Top of EXERCISE INPUT

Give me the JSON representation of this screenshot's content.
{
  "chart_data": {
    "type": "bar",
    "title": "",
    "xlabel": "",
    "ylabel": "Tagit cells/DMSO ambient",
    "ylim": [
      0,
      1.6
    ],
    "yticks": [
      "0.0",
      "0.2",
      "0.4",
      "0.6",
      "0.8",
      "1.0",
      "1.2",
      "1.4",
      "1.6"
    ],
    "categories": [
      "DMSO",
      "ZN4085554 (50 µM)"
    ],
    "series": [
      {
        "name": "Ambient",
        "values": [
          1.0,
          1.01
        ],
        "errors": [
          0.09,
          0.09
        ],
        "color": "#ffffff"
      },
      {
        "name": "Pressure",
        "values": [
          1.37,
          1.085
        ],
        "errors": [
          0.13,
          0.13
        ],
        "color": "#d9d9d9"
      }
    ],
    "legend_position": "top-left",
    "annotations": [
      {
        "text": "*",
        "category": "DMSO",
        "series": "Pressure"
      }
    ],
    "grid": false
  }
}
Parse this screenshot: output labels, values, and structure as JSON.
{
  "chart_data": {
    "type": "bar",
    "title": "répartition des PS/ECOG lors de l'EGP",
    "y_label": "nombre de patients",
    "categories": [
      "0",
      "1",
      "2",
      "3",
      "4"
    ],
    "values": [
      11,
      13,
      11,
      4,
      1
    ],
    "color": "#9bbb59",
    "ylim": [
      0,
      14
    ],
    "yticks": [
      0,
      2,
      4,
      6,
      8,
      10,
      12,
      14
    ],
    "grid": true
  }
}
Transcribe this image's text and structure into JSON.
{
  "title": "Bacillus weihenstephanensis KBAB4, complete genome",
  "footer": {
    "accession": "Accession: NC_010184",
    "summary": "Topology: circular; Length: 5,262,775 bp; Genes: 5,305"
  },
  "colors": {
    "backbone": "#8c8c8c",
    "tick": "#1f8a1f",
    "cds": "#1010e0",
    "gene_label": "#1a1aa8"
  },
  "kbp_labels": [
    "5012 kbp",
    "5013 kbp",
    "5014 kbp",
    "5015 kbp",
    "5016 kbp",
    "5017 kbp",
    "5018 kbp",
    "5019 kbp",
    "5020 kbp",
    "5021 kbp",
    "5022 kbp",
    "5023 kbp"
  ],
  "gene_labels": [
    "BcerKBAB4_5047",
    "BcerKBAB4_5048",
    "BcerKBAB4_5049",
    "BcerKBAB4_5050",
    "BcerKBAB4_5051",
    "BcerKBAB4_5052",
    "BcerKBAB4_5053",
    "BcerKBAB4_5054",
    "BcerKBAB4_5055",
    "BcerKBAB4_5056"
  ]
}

Bottom of EXERCISE INPUT

■ TASK TO COMPLETE: Produce the entries above once more, identical in every detail.

■ SOLUTION TO THIS TASK:
Give me the JSON representation of this screenshot's content.
{
  "chart_data": {
    "type": "bar",
    "title": "",
    "xlabel": "",
    "ylabel": "Tagit cells/DMSO ambient",
    "ylim": [
      0,
      1.6
    ],
    "yticks": [
      "0.0",
      "0.2",
      "0.4",
      "0.6",
      "0.8",
      "1.0",
      "1.2",
      "1.4",
      "1.6"
    ],
    "categories": [
      "DMSO",
      "ZN4085554 (50 µM)"
    ],
    "series": [
      {
        "name": "Ambient",
        "values": [
          1.0,
          1.01
        ],
        "errors": [
          0.09,
          0.09
        ],
        "color": "#ffffff"
      },
      {
        "name": "Pressure",
        "values": [
          1.37,
          1.085
        ],
        "errors": [
          0.13,
          0.13
        ],
        "color": "#d9d9d9"
      }
    ],
    "legend_position": "top-left",
    "annotations": [
      {
        "text": "*",
        "category": "DMSO",
        "series": "Pressure"
      }
    ],
    "grid": false
  }
}
Parse this screenshot: output labels, values, and structure as JSON.
{
  "chart_data": {
    "type": "bar",
    "title": "répartition des PS/ECOG lors de l'EGP",
    "y_label": "nombre de patients",
    "categories": [
      "0",
      "1",
      "2",
      "3",
      "4"
    ],
    "values": [
      11,
      13,
      11,
      4,
      1
    ],
    "color": "#9bbb59",
    "ylim": [
      0,
      14
    ],
    "yticks": [
      0,
      2,
      4,
      6,
      8,
      10,
      12,
      14
    ],
    "grid": true
  }
}
Transcribe this image's text and structure into JSON.
{
  "title": "Bacillus weihenstephanensis KBAB4, complete genome",
  "footer": {
    "accession": "Accession: NC_010184",
    "summary": "Topology: circular; Length: 5,262,775 bp; Genes: 5,305"
  },
  "colors": {
    "backbone": "#8c8c8c",
    "tick": "#1f8a1f",
    "cds": "#1010e0",
    "gene_label": "#1a1aa8"
  },
  "kbp_labels": [
    "5012 kbp",
    "5013 kbp",
    "5014 kbp",
    "5015 kbp",
    "5016 kbp",
    "5017 kbp",
    "5018 kbp",
    "5019 kbp",
    "5020 kbp",
    "5021 kbp",
    "5022 kbp",
    "5023 kbp"
  ],
  "gene_labels": [
    "BcerKBAB4_5047",
    "BcerKBAB4_5048",
    "BcerKBAB4_5049",
    "BcerKBAB4_5050",
    "BcerKBAB4_5051",
    "BcerKBAB4_5052",
    "BcerKBAB4_5053",
    "BcerKBAB4_5054",
    "BcerKBAB4_5055",
    "BcerKBAB4_5056"
  ]
}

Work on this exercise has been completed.